▶ _EXERCISE PROMPT_:
Print out the entries below with no edits.

----- DATA ENTRIES -----

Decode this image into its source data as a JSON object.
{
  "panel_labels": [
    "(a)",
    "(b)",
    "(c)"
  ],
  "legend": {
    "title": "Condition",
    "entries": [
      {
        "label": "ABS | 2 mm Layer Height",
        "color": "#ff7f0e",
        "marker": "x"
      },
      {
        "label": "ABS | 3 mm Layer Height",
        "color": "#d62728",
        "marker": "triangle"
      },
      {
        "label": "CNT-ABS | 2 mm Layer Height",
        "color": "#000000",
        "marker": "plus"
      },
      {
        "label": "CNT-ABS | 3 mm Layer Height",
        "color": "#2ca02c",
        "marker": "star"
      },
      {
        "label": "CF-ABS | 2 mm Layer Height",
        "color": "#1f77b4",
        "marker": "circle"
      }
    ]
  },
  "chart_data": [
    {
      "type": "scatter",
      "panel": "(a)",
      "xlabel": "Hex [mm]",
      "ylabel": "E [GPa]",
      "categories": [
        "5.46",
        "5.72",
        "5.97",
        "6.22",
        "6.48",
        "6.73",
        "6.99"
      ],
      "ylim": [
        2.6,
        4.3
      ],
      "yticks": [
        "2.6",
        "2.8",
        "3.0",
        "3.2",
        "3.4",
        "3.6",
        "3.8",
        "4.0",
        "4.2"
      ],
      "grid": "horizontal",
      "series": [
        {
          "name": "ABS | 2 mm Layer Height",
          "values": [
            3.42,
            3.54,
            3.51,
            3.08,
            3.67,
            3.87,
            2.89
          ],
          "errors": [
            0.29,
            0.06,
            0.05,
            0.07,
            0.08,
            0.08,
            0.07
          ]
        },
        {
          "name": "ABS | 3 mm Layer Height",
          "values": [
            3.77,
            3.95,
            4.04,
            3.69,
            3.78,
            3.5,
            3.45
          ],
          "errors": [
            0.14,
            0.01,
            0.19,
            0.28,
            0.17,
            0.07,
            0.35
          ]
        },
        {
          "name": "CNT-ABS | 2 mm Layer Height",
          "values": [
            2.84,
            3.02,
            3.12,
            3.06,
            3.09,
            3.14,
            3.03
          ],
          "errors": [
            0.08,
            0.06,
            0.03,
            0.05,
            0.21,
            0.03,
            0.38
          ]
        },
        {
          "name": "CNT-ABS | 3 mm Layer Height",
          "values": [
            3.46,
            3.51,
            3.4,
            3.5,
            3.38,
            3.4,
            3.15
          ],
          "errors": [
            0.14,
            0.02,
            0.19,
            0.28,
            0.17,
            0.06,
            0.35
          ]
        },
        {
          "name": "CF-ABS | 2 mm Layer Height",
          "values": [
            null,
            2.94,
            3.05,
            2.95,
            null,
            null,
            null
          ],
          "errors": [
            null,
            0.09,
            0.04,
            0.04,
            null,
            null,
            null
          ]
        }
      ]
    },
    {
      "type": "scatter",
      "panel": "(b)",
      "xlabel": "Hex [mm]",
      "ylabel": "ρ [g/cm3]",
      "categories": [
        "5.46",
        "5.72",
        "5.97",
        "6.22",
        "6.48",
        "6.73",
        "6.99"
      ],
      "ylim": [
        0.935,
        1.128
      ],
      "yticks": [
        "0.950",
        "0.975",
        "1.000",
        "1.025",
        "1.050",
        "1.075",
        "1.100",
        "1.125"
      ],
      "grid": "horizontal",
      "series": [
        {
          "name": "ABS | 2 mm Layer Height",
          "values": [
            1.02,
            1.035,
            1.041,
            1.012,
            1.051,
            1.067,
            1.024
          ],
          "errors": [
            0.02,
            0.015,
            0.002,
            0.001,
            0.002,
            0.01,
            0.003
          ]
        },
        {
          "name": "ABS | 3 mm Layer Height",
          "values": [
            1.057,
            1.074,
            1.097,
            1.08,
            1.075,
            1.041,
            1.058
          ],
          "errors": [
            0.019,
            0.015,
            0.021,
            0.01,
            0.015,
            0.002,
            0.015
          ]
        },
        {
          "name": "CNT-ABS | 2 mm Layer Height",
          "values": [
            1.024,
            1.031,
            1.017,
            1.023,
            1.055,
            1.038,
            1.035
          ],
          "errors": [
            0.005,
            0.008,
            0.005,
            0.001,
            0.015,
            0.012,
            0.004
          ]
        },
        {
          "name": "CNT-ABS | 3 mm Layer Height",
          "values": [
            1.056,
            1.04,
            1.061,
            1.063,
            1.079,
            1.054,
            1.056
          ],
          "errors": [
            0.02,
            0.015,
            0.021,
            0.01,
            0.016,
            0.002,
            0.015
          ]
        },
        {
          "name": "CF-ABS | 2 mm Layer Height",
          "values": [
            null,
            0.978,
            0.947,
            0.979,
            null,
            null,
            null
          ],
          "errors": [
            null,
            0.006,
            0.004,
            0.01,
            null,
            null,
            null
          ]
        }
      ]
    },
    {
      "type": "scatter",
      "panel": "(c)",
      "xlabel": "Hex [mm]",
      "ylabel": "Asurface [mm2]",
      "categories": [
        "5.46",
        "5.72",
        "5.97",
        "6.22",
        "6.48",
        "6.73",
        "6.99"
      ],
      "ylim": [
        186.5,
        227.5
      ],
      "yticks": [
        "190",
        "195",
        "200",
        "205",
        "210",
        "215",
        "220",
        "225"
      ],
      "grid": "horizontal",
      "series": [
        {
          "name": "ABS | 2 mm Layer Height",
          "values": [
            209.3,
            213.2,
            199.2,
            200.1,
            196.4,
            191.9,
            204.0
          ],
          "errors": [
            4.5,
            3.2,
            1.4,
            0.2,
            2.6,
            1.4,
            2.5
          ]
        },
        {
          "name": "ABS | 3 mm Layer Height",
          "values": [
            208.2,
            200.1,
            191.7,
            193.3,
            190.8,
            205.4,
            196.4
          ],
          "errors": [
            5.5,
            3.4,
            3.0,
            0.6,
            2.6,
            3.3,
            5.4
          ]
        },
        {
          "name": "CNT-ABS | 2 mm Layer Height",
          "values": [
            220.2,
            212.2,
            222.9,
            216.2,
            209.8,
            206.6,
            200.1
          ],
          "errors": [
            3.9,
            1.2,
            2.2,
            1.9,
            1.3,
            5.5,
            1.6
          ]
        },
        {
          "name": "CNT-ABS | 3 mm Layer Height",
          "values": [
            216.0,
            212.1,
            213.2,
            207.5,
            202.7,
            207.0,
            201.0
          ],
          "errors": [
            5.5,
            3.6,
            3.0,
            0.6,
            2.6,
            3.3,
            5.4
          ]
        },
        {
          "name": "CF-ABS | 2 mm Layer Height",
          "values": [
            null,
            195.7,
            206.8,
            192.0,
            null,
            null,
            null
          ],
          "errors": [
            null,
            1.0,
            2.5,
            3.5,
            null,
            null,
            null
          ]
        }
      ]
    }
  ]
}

-----

▶ _CORRECT ANSWER_:
Decode this image into its source data as a JSON object.
{
  "panel_labels": [
    "(a)",
    "(b)",
    "(c)"
  ],
  "legend": {
    "title": "Condition",
    "entries": [
      {
        "label": "ABS | 2 mm Layer Height",
        "color": "#ff7f0e",
        "marker": "x"
      },
      {
        "label": "ABS | 3 mm Layer Height",
        "color": "#d62728",
        "marker": "triangle"
      },
      {
        "label": "CNT-ABS | 2 mm Layer Height",
        "color": "#000000",
        "marker": "plus"
      },
      {
        "label": "CNT-ABS | 3 mm Layer Height",
        "color": "#2ca02c",
        "marker": "star"
      },
      {
        "label": "CF-ABS | 2 mm Layer Height",
        "color": "#1f77b4",
        "marker": "circle"
      }
    ]
  },
  "chart_data": [
    {
      "type": "scatter",
      "panel": "(a)",
      "xlabel": "Hex [mm]",
      "ylabel": "E [GPa]",
      "categories": [
        "5.46",
        "5.72",
        "5.97",
        "6.22",
        "6.48",
        "6.73",
        "6.99"
      ],
      "ylim": [
        2.6,
        4.3
      ],
      "yticks": [
        "2.6",
        "2.8",
        "3.0",
        "3.2",
        "3.4",
        "3.6",
        "3.8",
        "4.0",
        "4.2"
      ],
      "grid": "horizontal",
      "series": [
        {
          "name": "ABS | 2 mm Layer Height",
          "values": [
            3.42,
            3.54,
            3.51,
            3.08,
            3.67,
            3.87,
            2.89
          ],
          "errors": [
            0.29,
            0.06,
            0.05,
            0.07,
            0.08,
            0.08,
            0.07
          ]
        },
        {
          "name": "ABS | 3 mm Layer Height",
          "values": [
            3.77,
            3.95,
            4.04,
            3.69,
            3.78,
            3.5,
            3.45
          ],
          "errors": [
            0.14,
            0.01,
            0.19,
            0.28,
            0.17,
            0.07,
            0.35
          ]
        },
        {
          "name": "CNT-ABS | 2 mm Layer Height",
          "values": [
            2.84,
            3.02,
            3.12,
            3.06,
            3.09,
            3.14,
            3.03
          ],
          "errors": [
            0.08,
            0.06,
            0.03,
            0.05,
            0.21,
            0.03,
            0.38
          ]
        },
        {
          "name": "CNT-ABS | 3 mm Layer Height",
          "values": [
            3.46,
            3.51,
            3.4,
            3.5,
            3.38,
            3.4,
            3.15
          ],
          "errors": [
            0.14,
            0.02,
            0.19,
            0.28,
            0.17,
            0.06,
            0.35
          ]
        },
        {
          "name": "CF-ABS | 2 mm Layer Height",
          "values": [
            null,
            2.94,
            3.05,
            2.95,
            null,
            null,
            null
          ],
          "errors": [
            null,
            0.09,
            0.04,
            0.04,
            null,
            null,
            null
          ]
        }
      ]
    },
    {
      "type": "scatter",
      "panel": "(b)",
      "xlabel": "Hex [mm]",
      "ylabel": "ρ [g/cm3]",
      "categories": [
        "5.46",
        "5.72",
        "5.97",
        "6.22",
        "6.48",
        "6.73",
        "6.99"
      ],
      "ylim": [
        0.935,
        1.128
      ],
      "yticks": [
        "0.950",
        "0.975",
        "1.000",
        "1.025",
        "1.050",
        "1.075",
        "1.100",
        "1.125"
      ],
      "grid": "horizontal",
      "series": [
        {
          "name": "ABS | 2 mm Layer Height",
          "values": [
            1.02,
            1.035,
            1.041,
            1.012,
            1.051,
            1.067,
            1.024
          ],
          "errors": [
            0.02,
            0.015,
            0.002,
            0.001,
            0.002,
            0.01,
            0.003
          ]
        },
        {
          "name": "ABS | 3 mm Layer Height",
          "values": [
            1.057,
            1.074,
            1.097,
            1.08,
            1.075,
            1.041,
            1.058
          ],
          "errors": [
            0.019,
            0.015,
            0.021,
            0.01,
            0.015,
            0.002,
            0.015
          ]
        },
        {
          "name": "CNT-ABS | 2 mm Layer Height",
          "values": [
            1.024,
            1.031,
            1.017,
            1.023,
            1.055,
            1.038,
            1.035
          ],
          "errors": [
            0.005,
            0.008,
            0.005,
            0.001,
            0.015,
            0.012,
            0.004
          ]
        },
        {
          "name": "CNT-ABS | 3 mm Layer Height",
          "values": [
            1.056,
            1.04,
            1.061,
            1.063,
            1.079,
            1.054,
            1.056
          ],
          "errors": [
            0.02,
            0.015,
            0.021,
            0.01,
            0.016,
            0.002,
            0.015
          ]
        },
        {
          "name": "CF-ABS | 2 mm Layer Height",
          "values": [
            null,
            0.978,
            0.947,
            0.979,
            null,
            null,
            null
          ],
          "errors": [
            null,
            0.006,
            0.004,
            0.01,
            null,
            null,
            null
          ]
        }
      ]
    },
    {
      "type": "scatter",
      "panel": "(c)",
      "xlabel": "Hex [mm]",
      "ylabel": "Asurface [mm2]",
      "categories": [
        "5.46",
        "5.72",
        "5.97",
        "6.22",
        "6.48",
        "6.73",
        "6.99"
      ],
      "ylim": [
        186.5,
        227.5
      ],
      "yticks": [
        "190",
        "195",
        "200",
        "205",
        "210",
        "215",
        "220",
        "225"
      ],
      "grid": "horizontal",
      "series": [
        {
          "name": "ABS | 2 mm Layer Height",
          "values": [
            209.3,
            213.2,
            199.2,
            200.1,
            196.4,
            191.9,
            204.0
          ],
          "errors": [
            4.5,
            3.2,
            1.4,
            0.2,
            2.6,
            1.4,
            2.5
          ]
        },
        {
          "name": "ABS | 3 mm Layer Height",
          "values": [
            208.2,
            200.1,
            191.7,
            193.3,
            190.8,
            205.4,
            196.4
          ],
          "errors": [
            5.5,
            3.4,
            3.0,
            0.6,
            2.6,
            3.3,
            5.4
          ]
        },
        {
          "name": "CNT-ABS | 2 mm Layer Height",
          "values": [
            220.2,
            212.2,
            222.9,
            216.2,
            209.8,
            206.6,
            200.1
          ],
          "errors": [
            3.9,
            1.2,
            2.2,
            1.9,
            1.3,
            5.5,
            1.6
          ]
        },
        {
          "name": "CNT-ABS | 3 mm Layer Height",
          "values": [
            216.0,
            212.1,
            213.2,
            207.5,
            202.7,
            207.0,
            201.0
          ],
          "errors": [
            5.5,
            3.6,
            3.0,
            0.6,
            2.6,
            3.3,
            5.4
          ]
        },
        {
          "name": "CF-ABS | 2 mm Layer Height",
          "values": [
            null,
            195.7,
            206.8,
            192.0,
            null,
            null,
            null
          ],
          "errors": [
            null,
            1.0,
            2.5,
            3.5,
            null,
            null,
            null
          ]
        }
      ]
    }
  ]
}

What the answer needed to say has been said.